Look for the string "социального" in every line, and copy each line that has it.

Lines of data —
>> begin

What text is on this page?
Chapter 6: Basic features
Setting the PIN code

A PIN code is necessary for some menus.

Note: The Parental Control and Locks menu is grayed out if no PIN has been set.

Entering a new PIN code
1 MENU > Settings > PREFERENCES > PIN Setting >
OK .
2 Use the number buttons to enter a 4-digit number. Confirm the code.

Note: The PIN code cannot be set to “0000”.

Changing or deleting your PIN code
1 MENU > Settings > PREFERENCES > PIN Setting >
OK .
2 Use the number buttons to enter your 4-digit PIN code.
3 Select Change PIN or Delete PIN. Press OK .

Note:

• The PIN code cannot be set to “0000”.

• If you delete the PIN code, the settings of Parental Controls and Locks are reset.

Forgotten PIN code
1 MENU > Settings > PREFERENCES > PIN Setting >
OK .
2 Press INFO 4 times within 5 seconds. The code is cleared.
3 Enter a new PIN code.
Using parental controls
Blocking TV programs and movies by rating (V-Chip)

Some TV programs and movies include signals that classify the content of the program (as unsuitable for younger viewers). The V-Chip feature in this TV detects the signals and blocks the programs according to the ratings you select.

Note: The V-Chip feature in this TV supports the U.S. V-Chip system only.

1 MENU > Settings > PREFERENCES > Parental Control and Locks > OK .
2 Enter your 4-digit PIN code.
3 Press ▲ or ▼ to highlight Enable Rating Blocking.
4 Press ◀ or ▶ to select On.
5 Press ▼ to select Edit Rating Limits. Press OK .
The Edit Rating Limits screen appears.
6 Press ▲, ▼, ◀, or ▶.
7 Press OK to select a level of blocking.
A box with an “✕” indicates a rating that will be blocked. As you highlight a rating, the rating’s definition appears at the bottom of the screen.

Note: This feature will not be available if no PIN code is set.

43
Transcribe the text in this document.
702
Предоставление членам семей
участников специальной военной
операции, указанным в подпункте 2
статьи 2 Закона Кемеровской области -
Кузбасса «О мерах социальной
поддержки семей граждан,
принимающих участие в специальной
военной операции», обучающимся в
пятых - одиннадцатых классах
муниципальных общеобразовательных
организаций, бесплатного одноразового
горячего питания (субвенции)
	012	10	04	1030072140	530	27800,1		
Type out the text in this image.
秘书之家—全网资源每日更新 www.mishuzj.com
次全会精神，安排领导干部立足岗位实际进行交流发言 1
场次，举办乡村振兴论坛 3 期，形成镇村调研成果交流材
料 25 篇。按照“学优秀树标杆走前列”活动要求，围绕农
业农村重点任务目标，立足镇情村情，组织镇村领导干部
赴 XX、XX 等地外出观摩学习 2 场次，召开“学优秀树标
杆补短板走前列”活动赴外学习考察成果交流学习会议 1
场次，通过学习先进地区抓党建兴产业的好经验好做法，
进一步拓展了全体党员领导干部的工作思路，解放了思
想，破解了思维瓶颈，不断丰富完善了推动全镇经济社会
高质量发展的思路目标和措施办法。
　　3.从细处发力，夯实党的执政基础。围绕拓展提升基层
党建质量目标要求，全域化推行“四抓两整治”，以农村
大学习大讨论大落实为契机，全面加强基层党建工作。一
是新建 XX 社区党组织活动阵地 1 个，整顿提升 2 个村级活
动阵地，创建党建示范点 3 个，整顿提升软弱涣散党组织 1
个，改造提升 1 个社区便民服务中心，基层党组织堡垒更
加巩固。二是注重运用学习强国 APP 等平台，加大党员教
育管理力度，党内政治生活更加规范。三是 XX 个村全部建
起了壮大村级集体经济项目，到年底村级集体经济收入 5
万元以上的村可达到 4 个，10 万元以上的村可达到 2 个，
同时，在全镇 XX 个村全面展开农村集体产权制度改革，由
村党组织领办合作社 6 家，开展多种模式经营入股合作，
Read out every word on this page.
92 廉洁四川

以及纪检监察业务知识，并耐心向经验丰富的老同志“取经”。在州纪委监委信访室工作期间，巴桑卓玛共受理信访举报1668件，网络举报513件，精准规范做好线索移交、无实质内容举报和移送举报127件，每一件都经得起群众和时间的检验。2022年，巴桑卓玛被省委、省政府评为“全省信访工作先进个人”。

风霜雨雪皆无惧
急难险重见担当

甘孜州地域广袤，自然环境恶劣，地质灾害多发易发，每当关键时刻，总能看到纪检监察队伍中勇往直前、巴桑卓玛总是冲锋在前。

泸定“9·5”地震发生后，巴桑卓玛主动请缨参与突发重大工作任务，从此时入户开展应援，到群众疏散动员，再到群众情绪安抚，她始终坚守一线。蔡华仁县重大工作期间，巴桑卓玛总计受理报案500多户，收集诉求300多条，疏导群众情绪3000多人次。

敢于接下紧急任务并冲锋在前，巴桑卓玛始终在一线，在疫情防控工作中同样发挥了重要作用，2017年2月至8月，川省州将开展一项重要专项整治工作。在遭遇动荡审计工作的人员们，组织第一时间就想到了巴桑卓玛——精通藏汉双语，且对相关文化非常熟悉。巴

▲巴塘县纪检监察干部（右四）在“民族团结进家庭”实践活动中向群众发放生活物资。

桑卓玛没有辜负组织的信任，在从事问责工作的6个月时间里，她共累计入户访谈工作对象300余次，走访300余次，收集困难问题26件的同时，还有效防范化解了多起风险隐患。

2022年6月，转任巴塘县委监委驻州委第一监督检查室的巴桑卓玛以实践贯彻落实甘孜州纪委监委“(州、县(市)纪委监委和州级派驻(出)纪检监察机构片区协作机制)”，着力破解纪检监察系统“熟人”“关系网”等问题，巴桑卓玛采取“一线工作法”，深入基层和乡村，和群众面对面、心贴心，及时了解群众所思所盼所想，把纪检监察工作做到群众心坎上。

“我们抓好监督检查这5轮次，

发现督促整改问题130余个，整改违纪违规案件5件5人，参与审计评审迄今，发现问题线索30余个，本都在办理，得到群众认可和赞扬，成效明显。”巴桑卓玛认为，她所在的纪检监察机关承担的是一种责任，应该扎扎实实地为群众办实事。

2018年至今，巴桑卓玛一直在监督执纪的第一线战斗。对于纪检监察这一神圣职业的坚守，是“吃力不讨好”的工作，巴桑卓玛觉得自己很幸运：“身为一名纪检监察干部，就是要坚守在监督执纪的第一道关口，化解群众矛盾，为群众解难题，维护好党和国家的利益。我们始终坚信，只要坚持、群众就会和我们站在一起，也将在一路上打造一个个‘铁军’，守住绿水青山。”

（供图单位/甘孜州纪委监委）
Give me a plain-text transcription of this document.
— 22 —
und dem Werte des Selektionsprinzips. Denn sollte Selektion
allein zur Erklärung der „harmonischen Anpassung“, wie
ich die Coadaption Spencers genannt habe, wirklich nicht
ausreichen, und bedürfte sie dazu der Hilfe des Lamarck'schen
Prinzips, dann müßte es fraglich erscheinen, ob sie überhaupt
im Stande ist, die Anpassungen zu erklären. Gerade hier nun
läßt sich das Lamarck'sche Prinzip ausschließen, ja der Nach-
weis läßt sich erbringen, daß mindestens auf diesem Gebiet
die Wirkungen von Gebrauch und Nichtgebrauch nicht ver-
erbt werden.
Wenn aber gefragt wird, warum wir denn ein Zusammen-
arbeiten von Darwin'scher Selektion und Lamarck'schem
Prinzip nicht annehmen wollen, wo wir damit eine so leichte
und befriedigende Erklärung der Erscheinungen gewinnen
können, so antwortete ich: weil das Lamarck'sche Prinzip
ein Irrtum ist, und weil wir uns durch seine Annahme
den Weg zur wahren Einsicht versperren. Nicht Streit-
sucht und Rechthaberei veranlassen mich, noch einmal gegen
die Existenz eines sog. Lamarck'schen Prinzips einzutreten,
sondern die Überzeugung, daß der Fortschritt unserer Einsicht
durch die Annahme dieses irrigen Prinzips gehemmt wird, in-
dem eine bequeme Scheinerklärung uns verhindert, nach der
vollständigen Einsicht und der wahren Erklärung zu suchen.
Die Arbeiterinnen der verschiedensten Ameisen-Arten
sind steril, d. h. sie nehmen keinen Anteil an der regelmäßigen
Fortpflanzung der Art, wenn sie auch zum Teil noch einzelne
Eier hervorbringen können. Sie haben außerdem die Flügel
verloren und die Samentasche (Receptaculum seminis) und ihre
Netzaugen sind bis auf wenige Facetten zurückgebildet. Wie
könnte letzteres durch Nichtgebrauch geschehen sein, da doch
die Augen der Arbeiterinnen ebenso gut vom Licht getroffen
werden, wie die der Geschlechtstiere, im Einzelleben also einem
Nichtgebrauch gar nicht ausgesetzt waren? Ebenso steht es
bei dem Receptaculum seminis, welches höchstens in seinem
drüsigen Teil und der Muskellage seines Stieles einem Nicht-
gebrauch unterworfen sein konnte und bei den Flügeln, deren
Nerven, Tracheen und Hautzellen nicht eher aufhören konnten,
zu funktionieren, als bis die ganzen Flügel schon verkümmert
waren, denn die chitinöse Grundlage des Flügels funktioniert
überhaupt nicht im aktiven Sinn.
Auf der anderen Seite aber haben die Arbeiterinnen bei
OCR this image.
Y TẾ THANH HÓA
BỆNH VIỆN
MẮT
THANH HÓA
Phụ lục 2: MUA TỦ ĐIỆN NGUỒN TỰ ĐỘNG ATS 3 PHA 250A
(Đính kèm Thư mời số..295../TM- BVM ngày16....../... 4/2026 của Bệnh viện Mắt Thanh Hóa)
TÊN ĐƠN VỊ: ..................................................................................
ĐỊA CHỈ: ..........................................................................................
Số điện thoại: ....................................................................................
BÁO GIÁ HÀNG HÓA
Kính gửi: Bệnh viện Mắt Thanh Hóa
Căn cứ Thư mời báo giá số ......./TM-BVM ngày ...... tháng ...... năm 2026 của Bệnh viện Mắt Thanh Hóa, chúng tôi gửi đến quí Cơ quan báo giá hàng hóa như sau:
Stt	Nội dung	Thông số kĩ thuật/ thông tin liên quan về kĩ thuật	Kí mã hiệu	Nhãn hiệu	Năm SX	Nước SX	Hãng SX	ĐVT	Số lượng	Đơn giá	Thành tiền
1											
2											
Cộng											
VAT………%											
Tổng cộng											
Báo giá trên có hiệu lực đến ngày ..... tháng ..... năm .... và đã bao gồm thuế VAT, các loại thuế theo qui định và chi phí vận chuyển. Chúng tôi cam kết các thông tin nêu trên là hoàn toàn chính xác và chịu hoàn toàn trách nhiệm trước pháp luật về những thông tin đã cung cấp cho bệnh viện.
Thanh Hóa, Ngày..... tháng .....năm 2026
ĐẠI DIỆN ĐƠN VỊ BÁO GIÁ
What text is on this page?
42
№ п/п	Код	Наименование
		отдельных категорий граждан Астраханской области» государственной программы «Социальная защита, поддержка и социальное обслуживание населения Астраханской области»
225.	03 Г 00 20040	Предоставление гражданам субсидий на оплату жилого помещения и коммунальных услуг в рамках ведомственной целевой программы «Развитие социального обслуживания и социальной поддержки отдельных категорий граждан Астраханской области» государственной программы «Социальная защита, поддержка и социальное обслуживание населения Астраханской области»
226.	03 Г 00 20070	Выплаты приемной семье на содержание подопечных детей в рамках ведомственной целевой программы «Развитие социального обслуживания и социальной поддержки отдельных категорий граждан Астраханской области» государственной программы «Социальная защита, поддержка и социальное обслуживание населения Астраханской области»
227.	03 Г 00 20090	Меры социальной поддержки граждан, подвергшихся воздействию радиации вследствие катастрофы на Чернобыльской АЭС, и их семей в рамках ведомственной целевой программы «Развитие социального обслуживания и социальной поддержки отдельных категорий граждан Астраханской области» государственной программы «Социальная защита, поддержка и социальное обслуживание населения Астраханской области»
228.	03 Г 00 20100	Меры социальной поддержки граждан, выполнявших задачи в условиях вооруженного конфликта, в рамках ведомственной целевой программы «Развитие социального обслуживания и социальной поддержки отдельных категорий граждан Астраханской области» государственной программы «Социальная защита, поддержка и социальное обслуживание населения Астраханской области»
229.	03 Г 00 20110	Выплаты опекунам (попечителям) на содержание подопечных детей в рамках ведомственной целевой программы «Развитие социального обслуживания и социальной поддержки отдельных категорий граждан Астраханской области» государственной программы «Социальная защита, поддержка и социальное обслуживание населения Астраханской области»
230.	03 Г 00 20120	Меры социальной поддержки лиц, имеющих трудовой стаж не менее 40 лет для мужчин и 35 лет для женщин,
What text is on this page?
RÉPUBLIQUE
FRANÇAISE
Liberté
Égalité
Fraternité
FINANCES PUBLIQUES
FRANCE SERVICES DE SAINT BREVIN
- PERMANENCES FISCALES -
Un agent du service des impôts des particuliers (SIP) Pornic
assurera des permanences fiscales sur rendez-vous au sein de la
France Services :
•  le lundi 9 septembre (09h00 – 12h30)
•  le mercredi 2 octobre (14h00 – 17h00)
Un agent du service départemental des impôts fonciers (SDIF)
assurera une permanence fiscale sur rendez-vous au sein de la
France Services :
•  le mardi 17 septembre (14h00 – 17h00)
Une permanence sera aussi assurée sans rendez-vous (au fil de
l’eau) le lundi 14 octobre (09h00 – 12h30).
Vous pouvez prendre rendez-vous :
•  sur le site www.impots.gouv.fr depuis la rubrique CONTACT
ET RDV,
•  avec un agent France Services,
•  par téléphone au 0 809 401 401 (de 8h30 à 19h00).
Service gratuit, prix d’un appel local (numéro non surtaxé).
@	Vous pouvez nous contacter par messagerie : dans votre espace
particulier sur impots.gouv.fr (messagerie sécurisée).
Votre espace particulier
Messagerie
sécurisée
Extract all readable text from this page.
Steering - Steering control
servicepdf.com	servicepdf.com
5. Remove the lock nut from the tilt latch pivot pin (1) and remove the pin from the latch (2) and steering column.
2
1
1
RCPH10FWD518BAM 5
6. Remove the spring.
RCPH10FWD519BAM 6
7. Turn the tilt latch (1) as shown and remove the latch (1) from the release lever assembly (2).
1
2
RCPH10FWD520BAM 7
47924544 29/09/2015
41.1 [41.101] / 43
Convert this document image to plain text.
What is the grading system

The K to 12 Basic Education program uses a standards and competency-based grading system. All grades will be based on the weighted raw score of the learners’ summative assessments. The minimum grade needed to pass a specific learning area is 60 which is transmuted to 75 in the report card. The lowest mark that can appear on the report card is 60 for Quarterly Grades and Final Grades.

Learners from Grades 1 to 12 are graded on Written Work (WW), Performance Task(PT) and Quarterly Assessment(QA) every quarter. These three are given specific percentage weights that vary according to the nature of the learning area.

>> end

TASK SOLUTION —
225.	03 Г 00 20040	Предоставление гражданам субсидий на оплату жилого помещения и коммунальных услуг в рамках ведомственной целевой программы «Развитие социального обслуживания и социальной поддержки отдельных категорий граждан Астраханской области» государственной программы «Социальная защита, поддержка и социальное обслуживание населения Астраханской области»
226.	03 Г 00 20070	Выплаты приемной семье на содержание подопечных детей в рамках ведомственной целевой программы «Развитие социального обслуживания и социальной поддержки отдельных категорий граждан Астраханской области» государственной программы «Социальная защита, поддержка и социальное обслуживание населения Астраханской области»
227.	03 Г 00 20090	Меры социальной поддержки граждан, подвергшихся воздействию радиации вследствие катастрофы на Чернобыльской АЭС, и их семей в рамках ведомственной целевой программы «Развитие социального обслуживания и социальной поддержки отдельных категорий граждан Астраханской области» государственной программы «Социальная защита, поддержка и социальное обслуживание населения Астраханской области»
228.	03 Г 00 20100	Меры социальной поддержки граждан, выполнявших задачи в условиях вооруженного конфликта, в рамках ведомственной целевой программы «Развитие социального обслуживания и социальной поддержки отдельных категорий граждан Астраханской области» государственной программы «Социальная защита, поддержка и социальное обслуживание населения Астраханской области»
229.	03 Г 00 20110	Выплаты опекунам (попечителям) на содержание подопечных детей в рамках ведомственной целевой программы «Развитие социального обслуживания и социальной поддержки отдельных категорий граждан Астраханской области» государственной программы «Социальная защита, поддержка и социальное обслуживание населения Астраханской области»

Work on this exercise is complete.